───── INPUT

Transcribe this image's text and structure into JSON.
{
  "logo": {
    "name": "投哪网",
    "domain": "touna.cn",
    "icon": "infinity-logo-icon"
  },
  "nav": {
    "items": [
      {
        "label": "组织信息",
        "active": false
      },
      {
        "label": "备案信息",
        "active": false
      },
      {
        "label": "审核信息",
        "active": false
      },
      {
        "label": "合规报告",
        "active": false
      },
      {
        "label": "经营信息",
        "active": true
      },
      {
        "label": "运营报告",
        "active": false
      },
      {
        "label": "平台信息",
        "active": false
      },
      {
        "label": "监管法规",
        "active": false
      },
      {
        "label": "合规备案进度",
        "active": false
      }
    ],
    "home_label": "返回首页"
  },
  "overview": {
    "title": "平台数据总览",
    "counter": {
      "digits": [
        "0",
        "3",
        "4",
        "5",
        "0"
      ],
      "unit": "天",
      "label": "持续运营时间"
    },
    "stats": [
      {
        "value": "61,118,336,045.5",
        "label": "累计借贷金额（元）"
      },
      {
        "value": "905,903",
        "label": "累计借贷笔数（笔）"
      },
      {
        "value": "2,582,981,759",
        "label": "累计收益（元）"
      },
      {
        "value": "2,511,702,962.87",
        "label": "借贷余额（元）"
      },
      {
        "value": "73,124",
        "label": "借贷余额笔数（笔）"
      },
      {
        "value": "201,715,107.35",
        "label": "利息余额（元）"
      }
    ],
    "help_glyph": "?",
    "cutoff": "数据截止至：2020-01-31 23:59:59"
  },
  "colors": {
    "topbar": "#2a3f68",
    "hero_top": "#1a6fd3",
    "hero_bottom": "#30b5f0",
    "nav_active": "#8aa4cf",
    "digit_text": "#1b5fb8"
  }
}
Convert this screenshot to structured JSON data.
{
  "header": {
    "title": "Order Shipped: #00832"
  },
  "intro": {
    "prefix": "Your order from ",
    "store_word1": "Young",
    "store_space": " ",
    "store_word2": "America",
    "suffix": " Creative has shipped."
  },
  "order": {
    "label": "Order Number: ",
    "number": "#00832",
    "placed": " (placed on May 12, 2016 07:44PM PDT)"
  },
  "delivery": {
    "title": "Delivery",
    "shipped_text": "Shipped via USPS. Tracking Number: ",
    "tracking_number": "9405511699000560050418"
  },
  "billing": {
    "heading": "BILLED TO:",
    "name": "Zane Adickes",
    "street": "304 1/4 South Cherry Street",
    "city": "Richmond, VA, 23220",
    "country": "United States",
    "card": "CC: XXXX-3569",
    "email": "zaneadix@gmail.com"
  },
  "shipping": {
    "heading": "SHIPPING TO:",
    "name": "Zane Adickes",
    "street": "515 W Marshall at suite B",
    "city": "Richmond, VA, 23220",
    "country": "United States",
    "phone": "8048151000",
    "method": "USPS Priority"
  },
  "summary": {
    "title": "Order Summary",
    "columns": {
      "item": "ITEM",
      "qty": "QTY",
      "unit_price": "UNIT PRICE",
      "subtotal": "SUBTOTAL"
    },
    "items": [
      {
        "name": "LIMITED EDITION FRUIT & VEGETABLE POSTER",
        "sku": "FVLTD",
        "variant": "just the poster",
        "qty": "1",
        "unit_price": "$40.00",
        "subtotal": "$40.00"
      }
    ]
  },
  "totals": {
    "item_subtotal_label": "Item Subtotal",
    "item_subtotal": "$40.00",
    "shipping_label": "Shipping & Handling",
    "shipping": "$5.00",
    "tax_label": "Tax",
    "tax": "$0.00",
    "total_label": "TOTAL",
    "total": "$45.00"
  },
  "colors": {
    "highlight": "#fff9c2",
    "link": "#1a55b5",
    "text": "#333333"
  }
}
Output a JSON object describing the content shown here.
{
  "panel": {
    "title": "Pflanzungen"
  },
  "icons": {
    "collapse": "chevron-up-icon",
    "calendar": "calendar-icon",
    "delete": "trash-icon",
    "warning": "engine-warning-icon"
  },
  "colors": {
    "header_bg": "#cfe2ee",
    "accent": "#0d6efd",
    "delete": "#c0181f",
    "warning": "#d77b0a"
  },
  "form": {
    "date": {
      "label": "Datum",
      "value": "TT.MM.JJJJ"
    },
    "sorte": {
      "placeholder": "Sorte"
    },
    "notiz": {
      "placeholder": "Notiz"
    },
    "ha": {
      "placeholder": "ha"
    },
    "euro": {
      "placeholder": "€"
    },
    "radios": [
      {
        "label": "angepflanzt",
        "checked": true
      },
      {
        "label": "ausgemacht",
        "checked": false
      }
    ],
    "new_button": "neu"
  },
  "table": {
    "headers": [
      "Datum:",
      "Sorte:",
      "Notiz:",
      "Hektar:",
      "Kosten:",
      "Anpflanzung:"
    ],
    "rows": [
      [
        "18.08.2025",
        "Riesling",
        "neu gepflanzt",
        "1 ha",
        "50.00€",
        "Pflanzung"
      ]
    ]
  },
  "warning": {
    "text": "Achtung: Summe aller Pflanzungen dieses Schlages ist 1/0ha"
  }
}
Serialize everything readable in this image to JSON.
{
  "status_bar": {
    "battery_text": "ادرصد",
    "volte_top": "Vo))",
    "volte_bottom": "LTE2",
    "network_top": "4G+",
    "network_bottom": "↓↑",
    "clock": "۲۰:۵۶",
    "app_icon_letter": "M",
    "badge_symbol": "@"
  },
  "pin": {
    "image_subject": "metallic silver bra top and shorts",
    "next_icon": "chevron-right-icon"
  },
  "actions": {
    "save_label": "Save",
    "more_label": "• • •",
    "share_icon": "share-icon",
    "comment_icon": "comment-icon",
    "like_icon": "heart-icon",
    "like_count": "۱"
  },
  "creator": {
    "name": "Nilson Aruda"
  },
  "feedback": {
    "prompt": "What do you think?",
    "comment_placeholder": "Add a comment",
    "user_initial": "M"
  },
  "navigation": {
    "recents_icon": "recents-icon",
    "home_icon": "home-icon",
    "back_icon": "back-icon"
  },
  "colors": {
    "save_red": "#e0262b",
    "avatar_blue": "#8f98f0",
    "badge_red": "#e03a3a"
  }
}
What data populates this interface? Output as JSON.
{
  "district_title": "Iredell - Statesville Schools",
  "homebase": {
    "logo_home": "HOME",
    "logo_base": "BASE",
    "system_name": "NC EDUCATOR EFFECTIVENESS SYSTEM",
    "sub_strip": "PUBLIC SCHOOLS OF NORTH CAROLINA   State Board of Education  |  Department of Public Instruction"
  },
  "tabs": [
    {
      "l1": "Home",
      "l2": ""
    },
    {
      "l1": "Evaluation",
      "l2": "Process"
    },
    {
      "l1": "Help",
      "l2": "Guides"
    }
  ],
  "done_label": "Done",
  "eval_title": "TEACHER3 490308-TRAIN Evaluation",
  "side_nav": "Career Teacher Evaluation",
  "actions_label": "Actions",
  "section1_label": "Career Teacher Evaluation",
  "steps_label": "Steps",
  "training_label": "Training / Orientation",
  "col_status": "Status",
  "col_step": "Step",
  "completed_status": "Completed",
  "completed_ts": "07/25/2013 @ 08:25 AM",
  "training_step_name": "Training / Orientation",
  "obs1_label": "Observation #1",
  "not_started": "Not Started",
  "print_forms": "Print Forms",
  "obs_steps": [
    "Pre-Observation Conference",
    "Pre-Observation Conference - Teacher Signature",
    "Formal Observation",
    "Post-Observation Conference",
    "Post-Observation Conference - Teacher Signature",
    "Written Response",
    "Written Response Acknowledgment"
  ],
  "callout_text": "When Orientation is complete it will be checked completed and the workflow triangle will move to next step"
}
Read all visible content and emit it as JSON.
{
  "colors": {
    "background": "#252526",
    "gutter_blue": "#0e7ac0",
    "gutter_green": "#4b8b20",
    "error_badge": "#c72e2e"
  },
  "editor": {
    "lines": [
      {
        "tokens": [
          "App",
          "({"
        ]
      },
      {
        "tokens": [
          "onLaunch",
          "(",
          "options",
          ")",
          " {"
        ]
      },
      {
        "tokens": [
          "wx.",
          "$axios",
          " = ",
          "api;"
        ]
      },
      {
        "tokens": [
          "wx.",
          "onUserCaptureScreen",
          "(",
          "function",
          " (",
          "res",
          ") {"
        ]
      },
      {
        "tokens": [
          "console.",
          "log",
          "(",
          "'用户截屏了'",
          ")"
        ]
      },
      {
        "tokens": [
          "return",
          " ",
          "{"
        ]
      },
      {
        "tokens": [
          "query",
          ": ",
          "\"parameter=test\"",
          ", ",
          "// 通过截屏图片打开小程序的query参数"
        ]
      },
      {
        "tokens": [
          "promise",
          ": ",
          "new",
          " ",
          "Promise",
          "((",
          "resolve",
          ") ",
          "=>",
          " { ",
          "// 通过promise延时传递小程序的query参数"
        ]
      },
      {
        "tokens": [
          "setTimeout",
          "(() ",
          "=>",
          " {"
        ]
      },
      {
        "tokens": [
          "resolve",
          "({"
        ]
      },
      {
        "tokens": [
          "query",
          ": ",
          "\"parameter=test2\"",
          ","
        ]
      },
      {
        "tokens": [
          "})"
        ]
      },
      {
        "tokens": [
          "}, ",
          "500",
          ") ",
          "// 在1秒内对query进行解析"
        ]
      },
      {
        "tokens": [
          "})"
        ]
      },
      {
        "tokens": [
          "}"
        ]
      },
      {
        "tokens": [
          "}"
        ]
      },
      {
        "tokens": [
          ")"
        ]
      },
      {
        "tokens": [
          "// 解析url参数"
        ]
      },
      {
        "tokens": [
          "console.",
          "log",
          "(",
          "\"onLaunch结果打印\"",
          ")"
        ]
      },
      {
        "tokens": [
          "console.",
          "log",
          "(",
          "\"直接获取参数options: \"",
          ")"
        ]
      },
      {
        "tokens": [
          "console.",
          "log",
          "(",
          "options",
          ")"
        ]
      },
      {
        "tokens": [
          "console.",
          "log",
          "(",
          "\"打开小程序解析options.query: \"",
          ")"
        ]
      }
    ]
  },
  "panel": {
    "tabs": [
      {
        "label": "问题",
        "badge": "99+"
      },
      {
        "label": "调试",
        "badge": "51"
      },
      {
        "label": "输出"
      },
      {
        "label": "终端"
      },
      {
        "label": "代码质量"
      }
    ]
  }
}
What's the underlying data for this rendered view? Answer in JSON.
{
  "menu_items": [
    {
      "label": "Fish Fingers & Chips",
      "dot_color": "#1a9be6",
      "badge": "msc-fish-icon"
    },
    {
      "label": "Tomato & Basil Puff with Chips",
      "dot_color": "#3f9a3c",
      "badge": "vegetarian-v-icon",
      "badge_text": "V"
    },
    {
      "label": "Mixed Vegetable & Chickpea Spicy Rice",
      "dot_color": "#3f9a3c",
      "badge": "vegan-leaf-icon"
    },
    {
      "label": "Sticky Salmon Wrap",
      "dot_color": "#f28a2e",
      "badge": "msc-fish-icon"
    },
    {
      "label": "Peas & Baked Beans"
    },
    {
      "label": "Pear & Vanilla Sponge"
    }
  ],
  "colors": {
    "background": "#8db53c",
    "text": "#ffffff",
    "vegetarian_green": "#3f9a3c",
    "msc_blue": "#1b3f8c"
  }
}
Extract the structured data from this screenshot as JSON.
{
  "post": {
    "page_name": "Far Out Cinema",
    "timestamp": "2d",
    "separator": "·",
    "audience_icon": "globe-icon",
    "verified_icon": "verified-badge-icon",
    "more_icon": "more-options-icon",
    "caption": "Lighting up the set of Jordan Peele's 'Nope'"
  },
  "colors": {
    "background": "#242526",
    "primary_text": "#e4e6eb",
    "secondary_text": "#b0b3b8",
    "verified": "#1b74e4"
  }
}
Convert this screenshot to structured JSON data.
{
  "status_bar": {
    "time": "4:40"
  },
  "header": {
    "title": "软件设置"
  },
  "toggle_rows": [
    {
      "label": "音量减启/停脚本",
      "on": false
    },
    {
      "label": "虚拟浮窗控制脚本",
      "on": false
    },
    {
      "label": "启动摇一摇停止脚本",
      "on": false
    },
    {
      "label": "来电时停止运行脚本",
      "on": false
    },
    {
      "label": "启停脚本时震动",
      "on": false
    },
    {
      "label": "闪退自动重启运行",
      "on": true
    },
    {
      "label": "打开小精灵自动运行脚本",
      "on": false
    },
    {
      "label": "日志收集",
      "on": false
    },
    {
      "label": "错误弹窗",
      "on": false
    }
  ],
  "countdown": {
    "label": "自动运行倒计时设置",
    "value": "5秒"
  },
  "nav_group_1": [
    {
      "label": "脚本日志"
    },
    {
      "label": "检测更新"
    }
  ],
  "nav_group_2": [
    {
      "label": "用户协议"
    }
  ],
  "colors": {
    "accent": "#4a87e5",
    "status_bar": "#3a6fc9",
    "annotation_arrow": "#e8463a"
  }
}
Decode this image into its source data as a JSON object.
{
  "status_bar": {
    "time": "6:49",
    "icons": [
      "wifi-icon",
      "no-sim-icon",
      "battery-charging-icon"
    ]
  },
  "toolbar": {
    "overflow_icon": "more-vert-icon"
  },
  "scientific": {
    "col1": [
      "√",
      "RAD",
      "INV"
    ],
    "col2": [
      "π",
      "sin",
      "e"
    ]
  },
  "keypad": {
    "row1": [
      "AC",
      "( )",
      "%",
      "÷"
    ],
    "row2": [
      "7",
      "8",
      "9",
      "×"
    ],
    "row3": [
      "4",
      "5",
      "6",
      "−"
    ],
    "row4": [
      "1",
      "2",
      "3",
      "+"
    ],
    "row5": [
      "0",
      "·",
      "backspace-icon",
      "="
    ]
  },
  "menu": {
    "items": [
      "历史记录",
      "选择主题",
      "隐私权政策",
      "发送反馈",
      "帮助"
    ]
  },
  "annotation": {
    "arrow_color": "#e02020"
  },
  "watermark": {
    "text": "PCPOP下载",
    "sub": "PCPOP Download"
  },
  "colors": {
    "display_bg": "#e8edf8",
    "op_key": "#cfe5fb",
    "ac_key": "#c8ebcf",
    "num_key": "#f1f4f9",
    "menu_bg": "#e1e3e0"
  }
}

──────────

From the listing above, collect every line that mentions the word "Output".

CORRECT RESPONSE:
Output a JSON object describing the content shown here.
What data populates this interface? Output as JSON.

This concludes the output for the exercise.